TASK REQUIREMENTS: Below are the entries; state how many of their lines contain the string "Guinea", and nothing more.
Start of INPUT
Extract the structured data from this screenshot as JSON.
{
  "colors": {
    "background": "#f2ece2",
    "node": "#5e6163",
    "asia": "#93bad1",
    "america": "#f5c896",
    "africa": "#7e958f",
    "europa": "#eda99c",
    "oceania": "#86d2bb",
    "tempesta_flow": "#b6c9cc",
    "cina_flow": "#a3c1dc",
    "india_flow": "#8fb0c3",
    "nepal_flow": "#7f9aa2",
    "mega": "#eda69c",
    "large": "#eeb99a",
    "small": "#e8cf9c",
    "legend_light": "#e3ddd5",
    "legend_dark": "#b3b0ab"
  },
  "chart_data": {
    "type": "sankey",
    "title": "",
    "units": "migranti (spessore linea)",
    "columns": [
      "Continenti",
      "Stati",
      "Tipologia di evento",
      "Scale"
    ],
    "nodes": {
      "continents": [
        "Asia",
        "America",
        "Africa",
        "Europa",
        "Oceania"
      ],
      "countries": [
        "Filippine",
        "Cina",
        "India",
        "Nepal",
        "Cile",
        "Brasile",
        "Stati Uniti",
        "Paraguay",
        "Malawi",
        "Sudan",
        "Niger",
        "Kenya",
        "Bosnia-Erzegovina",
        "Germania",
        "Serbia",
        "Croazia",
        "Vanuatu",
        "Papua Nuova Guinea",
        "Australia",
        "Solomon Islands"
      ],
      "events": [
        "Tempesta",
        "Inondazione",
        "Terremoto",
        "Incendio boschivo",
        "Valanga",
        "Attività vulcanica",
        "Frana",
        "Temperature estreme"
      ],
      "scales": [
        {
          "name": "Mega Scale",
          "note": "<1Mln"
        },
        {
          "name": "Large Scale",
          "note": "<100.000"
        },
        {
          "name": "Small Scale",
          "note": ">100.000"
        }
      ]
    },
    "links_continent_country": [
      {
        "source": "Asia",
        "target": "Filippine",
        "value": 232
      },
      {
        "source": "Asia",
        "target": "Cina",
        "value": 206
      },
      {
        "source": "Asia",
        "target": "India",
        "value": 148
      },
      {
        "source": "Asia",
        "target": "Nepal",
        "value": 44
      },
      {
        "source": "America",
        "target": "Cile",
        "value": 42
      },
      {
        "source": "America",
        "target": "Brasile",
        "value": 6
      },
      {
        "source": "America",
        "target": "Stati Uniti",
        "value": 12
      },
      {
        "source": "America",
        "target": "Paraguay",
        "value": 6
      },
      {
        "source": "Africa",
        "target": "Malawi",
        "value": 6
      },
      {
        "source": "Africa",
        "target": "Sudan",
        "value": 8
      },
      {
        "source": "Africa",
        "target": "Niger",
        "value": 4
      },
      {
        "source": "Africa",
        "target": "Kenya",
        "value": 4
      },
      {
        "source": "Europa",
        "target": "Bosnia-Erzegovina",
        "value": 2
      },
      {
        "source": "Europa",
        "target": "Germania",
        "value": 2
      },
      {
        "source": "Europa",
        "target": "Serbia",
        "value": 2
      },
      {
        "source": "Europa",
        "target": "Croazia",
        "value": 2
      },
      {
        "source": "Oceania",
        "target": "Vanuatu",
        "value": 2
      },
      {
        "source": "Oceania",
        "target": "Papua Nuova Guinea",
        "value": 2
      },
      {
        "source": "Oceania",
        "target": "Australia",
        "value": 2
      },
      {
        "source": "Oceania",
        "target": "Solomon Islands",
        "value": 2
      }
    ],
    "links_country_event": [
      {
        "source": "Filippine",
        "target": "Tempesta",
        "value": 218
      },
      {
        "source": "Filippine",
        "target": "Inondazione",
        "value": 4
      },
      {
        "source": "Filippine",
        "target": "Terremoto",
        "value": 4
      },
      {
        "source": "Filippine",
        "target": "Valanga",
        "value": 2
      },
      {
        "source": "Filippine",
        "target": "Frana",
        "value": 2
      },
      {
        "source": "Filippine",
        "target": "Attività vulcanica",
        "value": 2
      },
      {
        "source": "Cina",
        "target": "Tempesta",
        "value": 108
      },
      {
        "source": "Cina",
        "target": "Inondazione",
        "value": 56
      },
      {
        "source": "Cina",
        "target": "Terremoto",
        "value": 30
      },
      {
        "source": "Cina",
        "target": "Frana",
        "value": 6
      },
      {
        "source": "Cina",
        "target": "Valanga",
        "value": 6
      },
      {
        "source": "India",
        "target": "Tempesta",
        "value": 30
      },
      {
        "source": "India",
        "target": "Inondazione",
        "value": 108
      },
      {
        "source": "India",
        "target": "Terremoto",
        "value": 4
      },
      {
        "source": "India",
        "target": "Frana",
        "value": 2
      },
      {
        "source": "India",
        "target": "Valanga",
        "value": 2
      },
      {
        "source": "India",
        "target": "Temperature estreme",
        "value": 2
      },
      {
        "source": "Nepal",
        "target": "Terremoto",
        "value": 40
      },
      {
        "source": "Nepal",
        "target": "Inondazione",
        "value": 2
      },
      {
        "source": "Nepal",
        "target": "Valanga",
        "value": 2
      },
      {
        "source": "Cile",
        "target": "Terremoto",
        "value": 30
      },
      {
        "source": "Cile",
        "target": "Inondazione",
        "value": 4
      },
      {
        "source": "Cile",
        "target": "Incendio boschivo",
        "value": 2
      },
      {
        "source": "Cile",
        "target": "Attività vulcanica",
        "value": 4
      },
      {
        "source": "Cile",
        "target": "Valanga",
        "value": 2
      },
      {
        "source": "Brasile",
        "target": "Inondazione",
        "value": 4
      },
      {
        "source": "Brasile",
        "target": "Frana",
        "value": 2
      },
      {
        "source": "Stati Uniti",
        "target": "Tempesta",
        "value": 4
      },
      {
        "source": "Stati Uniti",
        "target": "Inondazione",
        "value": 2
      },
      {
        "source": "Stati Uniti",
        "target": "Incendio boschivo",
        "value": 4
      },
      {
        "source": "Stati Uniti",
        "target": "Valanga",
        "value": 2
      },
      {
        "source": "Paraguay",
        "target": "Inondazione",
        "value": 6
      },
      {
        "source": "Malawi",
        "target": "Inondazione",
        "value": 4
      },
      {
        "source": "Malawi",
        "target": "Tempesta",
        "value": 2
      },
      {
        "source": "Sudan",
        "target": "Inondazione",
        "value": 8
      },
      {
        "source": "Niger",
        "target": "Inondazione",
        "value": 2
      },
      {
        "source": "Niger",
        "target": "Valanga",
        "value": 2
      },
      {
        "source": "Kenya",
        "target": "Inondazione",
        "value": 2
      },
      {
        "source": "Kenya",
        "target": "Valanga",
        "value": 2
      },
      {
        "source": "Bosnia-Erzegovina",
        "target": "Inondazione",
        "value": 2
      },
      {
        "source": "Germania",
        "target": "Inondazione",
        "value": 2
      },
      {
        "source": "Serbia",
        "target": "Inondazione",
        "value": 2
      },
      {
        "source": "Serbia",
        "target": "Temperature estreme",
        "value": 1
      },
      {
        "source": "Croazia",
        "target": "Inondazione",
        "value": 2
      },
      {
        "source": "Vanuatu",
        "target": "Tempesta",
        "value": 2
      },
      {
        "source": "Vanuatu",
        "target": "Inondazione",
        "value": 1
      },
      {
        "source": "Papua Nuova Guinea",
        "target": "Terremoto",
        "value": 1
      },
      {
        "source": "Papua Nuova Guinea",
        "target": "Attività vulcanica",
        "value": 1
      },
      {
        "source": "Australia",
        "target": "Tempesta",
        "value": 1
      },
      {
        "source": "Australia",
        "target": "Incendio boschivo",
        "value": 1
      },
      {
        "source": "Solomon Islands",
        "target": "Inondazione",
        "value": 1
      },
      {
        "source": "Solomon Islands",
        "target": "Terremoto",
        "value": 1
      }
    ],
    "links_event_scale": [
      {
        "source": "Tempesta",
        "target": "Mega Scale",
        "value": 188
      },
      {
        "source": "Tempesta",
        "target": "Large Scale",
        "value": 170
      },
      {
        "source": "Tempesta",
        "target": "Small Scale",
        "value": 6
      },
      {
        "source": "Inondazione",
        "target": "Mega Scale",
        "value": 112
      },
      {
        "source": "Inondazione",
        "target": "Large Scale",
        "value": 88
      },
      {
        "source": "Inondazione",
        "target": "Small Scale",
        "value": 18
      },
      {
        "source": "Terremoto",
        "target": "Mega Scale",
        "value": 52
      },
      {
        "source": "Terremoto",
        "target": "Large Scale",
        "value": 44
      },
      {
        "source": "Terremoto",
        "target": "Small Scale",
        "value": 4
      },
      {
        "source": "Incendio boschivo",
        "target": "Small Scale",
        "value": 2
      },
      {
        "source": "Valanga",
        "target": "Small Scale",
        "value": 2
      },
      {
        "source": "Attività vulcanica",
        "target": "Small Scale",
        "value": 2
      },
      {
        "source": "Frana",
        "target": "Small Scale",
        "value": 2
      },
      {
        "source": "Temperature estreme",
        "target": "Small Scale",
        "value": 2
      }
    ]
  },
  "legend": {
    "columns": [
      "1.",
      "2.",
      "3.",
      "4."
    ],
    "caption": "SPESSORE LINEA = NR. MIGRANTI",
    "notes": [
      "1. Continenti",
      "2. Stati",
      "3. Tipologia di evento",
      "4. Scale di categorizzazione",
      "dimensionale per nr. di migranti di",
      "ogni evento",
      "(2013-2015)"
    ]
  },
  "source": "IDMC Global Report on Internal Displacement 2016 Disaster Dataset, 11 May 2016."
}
End of INPUT
EXERCISE ANSWER: 4